(Stored data)
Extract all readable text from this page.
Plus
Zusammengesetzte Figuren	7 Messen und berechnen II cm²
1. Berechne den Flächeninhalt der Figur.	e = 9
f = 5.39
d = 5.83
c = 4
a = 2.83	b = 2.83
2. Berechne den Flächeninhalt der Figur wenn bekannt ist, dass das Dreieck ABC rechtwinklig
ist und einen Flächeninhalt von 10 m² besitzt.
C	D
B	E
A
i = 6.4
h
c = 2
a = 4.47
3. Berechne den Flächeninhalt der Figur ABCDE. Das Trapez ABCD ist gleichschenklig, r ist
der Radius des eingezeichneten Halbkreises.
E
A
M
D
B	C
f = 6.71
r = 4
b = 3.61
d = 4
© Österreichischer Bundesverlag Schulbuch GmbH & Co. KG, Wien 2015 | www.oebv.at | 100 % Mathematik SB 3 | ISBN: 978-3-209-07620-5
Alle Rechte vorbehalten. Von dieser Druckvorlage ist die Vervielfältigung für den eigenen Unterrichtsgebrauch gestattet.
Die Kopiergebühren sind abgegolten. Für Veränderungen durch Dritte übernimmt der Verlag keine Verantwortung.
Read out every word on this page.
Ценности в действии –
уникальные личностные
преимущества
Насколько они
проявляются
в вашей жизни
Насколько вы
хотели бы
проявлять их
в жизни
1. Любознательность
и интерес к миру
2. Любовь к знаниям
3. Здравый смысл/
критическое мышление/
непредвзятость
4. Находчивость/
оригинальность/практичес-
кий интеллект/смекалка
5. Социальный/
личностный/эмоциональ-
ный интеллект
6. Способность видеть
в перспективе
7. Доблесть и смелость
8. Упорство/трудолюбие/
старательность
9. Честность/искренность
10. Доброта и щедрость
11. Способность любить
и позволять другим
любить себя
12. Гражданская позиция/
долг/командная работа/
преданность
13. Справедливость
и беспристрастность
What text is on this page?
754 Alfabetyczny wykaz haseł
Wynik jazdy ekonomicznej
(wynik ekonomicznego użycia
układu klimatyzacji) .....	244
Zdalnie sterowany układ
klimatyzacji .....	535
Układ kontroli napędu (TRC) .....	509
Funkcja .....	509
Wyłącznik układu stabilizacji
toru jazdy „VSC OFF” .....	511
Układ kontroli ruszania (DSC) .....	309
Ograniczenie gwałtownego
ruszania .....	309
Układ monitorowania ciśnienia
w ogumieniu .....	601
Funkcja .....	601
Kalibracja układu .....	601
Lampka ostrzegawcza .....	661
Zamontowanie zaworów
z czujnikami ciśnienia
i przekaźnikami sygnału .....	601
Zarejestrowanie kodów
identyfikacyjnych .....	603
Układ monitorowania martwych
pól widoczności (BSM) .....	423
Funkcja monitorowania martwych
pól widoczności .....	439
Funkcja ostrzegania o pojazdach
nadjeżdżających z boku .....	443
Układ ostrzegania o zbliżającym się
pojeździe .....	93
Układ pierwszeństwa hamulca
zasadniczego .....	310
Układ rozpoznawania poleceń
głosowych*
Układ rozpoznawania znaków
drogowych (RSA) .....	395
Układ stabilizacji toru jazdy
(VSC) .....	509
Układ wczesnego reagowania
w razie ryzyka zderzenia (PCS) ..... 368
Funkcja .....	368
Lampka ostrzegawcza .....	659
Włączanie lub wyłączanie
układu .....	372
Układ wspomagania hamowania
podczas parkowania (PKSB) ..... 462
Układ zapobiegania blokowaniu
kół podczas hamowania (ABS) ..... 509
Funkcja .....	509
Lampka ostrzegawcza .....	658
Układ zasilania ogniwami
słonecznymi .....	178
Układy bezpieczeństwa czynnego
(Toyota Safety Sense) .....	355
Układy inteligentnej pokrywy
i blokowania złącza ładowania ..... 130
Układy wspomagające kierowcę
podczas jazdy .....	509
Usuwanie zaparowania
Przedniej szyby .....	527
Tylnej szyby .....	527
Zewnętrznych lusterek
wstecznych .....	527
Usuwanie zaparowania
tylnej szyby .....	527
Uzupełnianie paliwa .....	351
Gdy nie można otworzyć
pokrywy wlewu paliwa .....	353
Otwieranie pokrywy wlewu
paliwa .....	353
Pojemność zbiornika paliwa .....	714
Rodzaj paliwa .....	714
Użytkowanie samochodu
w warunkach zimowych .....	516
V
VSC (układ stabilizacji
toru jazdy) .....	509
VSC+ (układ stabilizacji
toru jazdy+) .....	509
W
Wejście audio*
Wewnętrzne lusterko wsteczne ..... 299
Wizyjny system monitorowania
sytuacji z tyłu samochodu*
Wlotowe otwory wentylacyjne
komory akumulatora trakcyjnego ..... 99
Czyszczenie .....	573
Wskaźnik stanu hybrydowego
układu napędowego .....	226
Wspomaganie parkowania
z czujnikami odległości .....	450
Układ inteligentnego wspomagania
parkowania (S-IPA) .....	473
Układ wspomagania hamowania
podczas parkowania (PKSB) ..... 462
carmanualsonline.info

**GIVEN PROBLEM:** Write out the records above again, keeping each one identical to the original.

**THE RESPONSE:**
Extract all readable text from this page.
Plus
Zusammengesetzte Figuren	7 Messen und berechnen II cm²
1. Berechne den Flächeninhalt der Figur.	e = 9
f = 5.39
d = 5.83
c = 4
a = 2.83	b = 2.83
2. Berechne den Flächeninhalt der Figur wenn bekannt ist, dass das Dreieck ABC rechtwinklig
ist und einen Flächeninhalt von 10 m² besitzt.
C	D
B	E
A
i = 6.4
h
c = 2
a = 4.47
3. Berechne den Flächeninhalt der Figur ABCDE. Das Trapez ABCD ist gleichschenklig, r ist
der Radius des eingezeichneten Halbkreises.
E
A
M
D
B	C
f = 6.71
r = 4
b = 3.61
d = 4
© Österreichischer Bundesverlag Schulbuch GmbH & Co. KG, Wien 2015 | www.oebv.at | 100 % Mathematik SB 3 | ISBN: 978-3-209-07620-5
Alle Rechte vorbehalten. Von dieser Druckvorlage ist die Vervielfältigung für den eigenen Unterrichtsgebrauch gestattet.
Die Kopiergebühren sind abgegolten. Für Veränderungen durch Dritte übernimmt der Verlag keine Verantwortung.
Read out every word on this page.
Ценности в действии –
уникальные личностные
преимущества
Насколько они
проявляются
в вашей жизни
Насколько вы
хотели бы
проявлять их
в жизни
1. Любознательность
и интерес к миру
2. Любовь к знаниям
3. Здравый смысл/
критическое мышление/
непредвзятость
4. Находчивость/
оригинальность/практичес-
кий интеллект/смекалка
5. Социальный/
личностный/эмоциональ-
ный интеллект
6. Способность видеть
в перспективе
7. Доблесть и смелость
8. Упорство/трудолюбие/
старательность
9. Честность/искренность
10. Доброта и щедрость
11. Способность любить
и позволять другим
любить себя
12. Гражданская позиция/
долг/командная работа/
преданность
13. Справедливость
и беспристрастность
What text is on this page?
754 Alfabetyczny wykaz haseł
Wynik jazdy ekonomicznej
(wynik ekonomicznego użycia
układu klimatyzacji) .....	244
Zdalnie sterowany układ
klimatyzacji .....	535
Układ kontroli napędu (TRC) .....	509
Funkcja .....	509
Wyłącznik układu stabilizacji
toru jazdy „VSC OFF” .....	511
Układ kontroli ruszania (DSC) .....	309
Ograniczenie gwałtownego
ruszania .....	309
Układ monitorowania ciśnienia
w ogumieniu .....	601
Funkcja .....	601
Kalibracja układu .....	601
Lampka ostrzegawcza .....	661
Zamontowanie zaworów
z czujnikami ciśnienia
i przekaźnikami sygnału .....	601
Zarejestrowanie kodów
identyfikacyjnych .....	603
Układ monitorowania martwych
pól widoczności (BSM) .....	423
Funkcja monitorowania martwych
pól widoczności .....	439
Funkcja ostrzegania o pojazdach
nadjeżdżających z boku .....	443
Układ ostrzegania o zbliżającym się
pojeździe .....	93
Układ pierwszeństwa hamulca
zasadniczego .....	310
Układ rozpoznawania poleceń
głosowych*
Układ rozpoznawania znaków
drogowych (RSA) .....	395
Układ stabilizacji toru jazdy
(VSC) .....	509
Układ wczesnego reagowania
w razie ryzyka zderzenia (PCS) ..... 368
Funkcja .....	368
Lampka ostrzegawcza .....	659
Włączanie lub wyłączanie
układu .....	372
Układ wspomagania hamowania
podczas parkowania (PKSB) ..... 462
Układ zapobiegania blokowaniu
kół podczas hamowania (ABS) ..... 509
Funkcja .....	509
Lampka ostrzegawcza .....	658
Układ zasilania ogniwami
słonecznymi .....	178
Układy bezpieczeństwa czynnego
(Toyota Safety Sense) .....	355
Układy inteligentnej pokrywy
i blokowania złącza ładowania ..... 130
Układy wspomagające kierowcę
podczas jazdy .....	509
Usuwanie zaparowania
Przedniej szyby .....	527
Tylnej szyby .....	527
Zewnętrznych lusterek
wstecznych .....	527
Usuwanie zaparowania
tylnej szyby .....	527
Uzupełnianie paliwa .....	351
Gdy nie można otworzyć
pokrywy wlewu paliwa .....	353
Otwieranie pokrywy wlewu
paliwa .....	353
Pojemność zbiornika paliwa .....	714
Rodzaj paliwa .....	714
Użytkowanie samochodu
w warunkach zimowych .....	516
V
VSC (układ stabilizacji
toru jazdy) .....	509
VSC+ (układ stabilizacji
toru jazdy+) .....	509
W
Wejście audio*
Wewnętrzne lusterko wsteczne ..... 299
Wizyjny system monitorowania
sytuacji z tyłu samochodu*
Wlotowe otwory wentylacyjne
komory akumulatora trakcyjnego ..... 99
Czyszczenie .....	573
Wskaźnik stanu hybrydowego
układu napędowego .....	226
Wspomaganie parkowania
z czujnikami odległości .....	450
Układ inteligentnego wspomagania
parkowania (S-IPA) .....	473
Układ wspomagania hamowania
podczas parkowania (PKSB) ..... 462
carmanualsonline.info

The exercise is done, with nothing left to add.